INSTRUCTIONS FOR THE TASK:
Repeat the lines starting at the one containing "Patent image size: (892, 671)." and ending at the one containing "The X-ray 101 is at (568, 88).", both included.
>> start
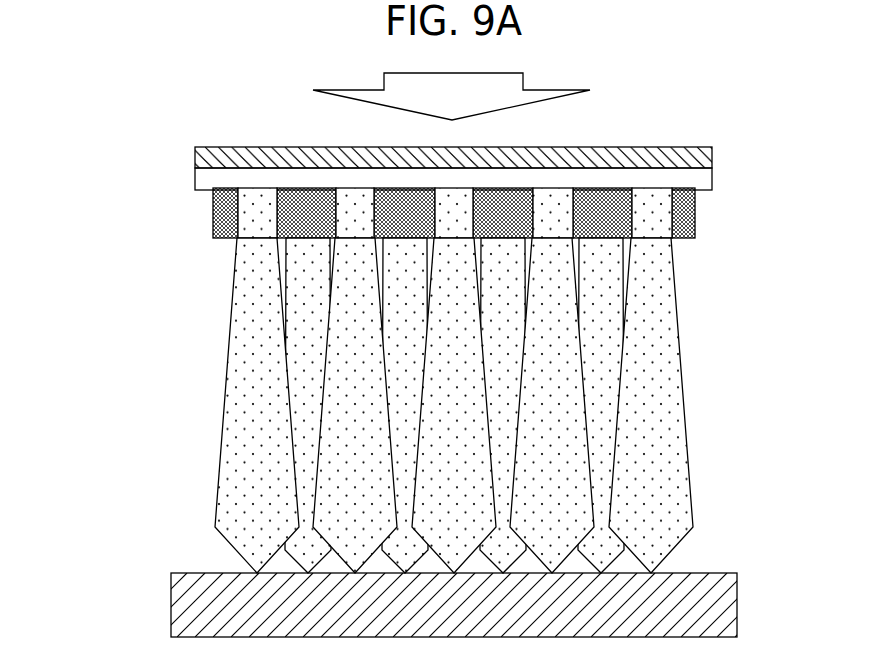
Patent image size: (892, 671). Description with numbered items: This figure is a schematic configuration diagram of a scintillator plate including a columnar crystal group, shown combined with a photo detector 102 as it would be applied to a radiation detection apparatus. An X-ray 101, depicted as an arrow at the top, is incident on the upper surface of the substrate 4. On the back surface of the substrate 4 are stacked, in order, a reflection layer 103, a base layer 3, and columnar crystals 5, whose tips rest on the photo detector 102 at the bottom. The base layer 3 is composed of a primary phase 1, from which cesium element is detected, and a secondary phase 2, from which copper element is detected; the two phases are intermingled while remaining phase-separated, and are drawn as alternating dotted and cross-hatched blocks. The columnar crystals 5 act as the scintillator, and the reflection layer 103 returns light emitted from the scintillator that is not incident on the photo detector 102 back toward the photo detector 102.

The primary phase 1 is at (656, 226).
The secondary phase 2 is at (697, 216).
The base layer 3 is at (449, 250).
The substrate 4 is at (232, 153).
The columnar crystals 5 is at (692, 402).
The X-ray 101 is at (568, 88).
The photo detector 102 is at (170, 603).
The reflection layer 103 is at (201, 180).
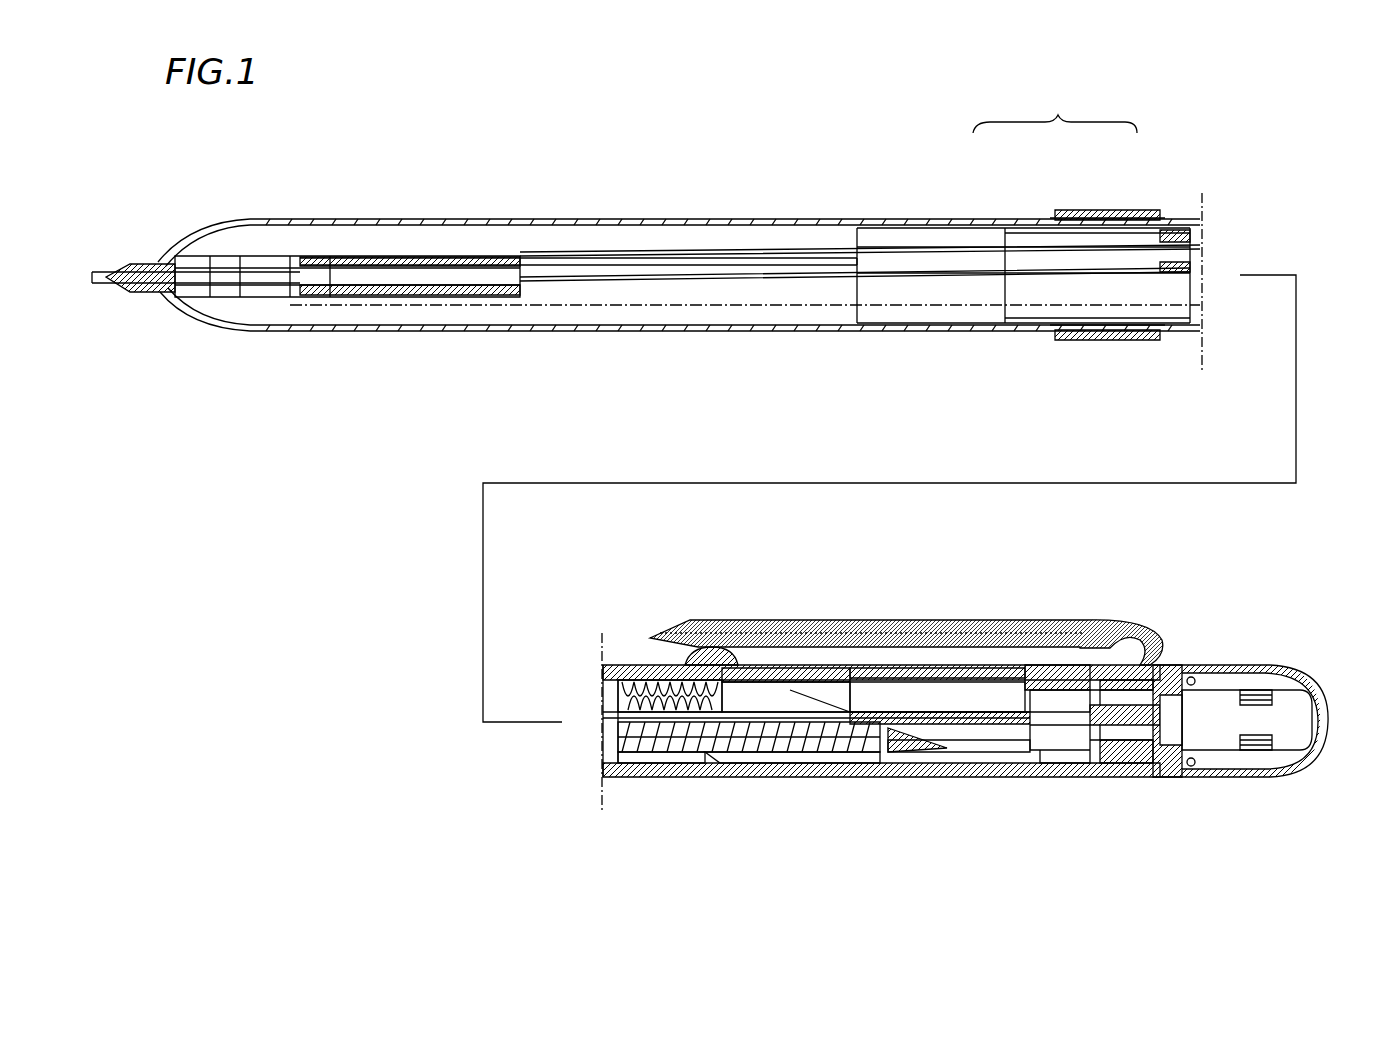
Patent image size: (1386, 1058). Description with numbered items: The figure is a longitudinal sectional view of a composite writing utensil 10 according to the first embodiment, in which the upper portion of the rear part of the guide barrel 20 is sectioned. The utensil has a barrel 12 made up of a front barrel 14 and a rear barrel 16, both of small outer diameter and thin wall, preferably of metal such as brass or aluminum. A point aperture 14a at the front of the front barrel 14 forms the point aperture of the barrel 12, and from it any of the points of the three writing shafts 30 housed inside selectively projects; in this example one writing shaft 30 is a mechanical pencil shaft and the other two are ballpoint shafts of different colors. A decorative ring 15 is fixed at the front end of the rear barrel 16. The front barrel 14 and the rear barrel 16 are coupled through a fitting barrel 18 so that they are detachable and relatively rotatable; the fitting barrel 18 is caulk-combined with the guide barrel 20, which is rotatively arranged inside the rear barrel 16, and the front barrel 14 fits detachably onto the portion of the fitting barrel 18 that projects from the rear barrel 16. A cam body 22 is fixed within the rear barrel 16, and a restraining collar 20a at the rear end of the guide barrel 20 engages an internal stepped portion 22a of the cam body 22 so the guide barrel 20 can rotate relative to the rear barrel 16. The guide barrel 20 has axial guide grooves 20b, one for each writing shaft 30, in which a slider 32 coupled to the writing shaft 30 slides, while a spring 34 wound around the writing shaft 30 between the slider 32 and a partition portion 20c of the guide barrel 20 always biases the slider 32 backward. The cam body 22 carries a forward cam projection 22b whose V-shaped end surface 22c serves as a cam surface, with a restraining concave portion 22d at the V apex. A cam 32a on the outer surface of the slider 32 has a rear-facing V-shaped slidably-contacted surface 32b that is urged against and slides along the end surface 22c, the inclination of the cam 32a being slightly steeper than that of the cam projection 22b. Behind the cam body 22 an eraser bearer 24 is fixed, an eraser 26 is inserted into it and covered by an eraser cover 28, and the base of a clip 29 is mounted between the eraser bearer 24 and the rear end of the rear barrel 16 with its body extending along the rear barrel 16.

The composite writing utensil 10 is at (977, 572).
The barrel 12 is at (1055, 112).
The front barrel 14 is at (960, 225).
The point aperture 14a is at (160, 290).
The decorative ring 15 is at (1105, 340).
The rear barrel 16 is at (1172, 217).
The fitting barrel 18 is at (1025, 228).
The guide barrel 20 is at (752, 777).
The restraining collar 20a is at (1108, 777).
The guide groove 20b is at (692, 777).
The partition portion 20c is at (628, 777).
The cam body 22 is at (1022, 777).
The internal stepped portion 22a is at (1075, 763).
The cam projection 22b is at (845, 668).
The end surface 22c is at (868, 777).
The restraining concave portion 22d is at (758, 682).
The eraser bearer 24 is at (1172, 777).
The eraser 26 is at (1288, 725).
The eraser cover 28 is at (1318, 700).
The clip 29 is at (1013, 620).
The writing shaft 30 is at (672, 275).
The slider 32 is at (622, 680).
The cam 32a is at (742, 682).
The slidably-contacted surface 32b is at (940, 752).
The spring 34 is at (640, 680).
>> end
>> start
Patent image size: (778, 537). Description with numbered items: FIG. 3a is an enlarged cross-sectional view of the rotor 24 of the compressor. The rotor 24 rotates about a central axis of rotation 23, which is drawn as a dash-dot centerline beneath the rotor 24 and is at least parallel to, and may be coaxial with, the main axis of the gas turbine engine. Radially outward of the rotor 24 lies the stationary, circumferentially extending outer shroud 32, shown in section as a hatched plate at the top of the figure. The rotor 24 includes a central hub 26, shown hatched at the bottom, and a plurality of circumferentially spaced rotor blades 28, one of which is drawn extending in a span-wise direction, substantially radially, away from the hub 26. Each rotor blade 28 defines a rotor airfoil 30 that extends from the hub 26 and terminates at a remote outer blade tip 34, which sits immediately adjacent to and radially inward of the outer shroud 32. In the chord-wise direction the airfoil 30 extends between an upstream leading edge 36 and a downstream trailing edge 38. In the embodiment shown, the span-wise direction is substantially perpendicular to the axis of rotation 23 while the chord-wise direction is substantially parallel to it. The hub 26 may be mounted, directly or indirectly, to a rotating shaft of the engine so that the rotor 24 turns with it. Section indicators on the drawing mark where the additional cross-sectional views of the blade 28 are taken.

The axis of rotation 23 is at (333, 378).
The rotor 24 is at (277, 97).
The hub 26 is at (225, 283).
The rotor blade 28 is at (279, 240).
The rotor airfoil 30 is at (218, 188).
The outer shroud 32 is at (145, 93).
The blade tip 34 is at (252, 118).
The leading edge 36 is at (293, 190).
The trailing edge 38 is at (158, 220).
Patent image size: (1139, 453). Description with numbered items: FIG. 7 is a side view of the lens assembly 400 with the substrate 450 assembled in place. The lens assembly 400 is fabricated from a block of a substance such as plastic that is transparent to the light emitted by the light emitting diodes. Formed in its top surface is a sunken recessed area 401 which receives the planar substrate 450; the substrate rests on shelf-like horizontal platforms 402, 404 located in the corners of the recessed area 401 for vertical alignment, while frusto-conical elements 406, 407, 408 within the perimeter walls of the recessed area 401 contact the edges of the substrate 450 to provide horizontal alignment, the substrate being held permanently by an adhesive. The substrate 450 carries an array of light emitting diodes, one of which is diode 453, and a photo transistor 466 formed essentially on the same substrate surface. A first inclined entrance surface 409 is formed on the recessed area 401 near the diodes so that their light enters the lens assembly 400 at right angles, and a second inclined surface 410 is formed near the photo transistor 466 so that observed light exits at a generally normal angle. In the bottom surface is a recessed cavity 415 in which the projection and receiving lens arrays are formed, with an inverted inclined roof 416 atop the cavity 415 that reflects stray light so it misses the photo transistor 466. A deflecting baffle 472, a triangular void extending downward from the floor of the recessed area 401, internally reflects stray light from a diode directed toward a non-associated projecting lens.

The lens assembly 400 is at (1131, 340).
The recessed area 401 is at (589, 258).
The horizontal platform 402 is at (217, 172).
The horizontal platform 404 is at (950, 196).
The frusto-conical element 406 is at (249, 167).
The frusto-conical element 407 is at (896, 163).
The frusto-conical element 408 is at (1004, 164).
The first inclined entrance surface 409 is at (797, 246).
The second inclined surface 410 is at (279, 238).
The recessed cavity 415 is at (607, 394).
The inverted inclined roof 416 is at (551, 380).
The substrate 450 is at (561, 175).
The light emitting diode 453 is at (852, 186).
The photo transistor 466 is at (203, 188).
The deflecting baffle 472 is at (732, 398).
>> end
RIGHT ANSWER:
Patent image size: (892, 671). Description with numbered items: This figure is a schematic configuration diagram of a scintillator plate including a columnar crystal group, shown combined with a photo detector 102 as it would be applied to a radiation detection apparatus. An X-ray 101, depicted as an arrow at the top, is incident on the upper surface of the substrate 4. On the back surface of the substrate 4 are stacked, in order, a reflection layer 103, a base layer 3, and columnar crystals 5, whose tips rest on the photo detector 102 at the bottom. The base layer 3 is composed of a primary phase 1, from which cesium element is detected, and a secondary phase 2, from which copper element is detected; the two phases are intermingled while remaining phase-separated, and are drawn as alternating dotted and cross-hatched blocks. The columnar crystals 5 act as the scintillator, and the reflection layer 103 returns light emitted from the scintillator that is not incident on the photo detector 102 back toward the photo detector 102.

The primary phase 1 is at (656, 226).
The secondary phase 2 is at (697, 216).
The base layer 3 is at (449, 250).
The substrate 4 is at (232, 153).
The columnar crystals 5 is at (692, 402).
The X-ray 101 is at (568, 88).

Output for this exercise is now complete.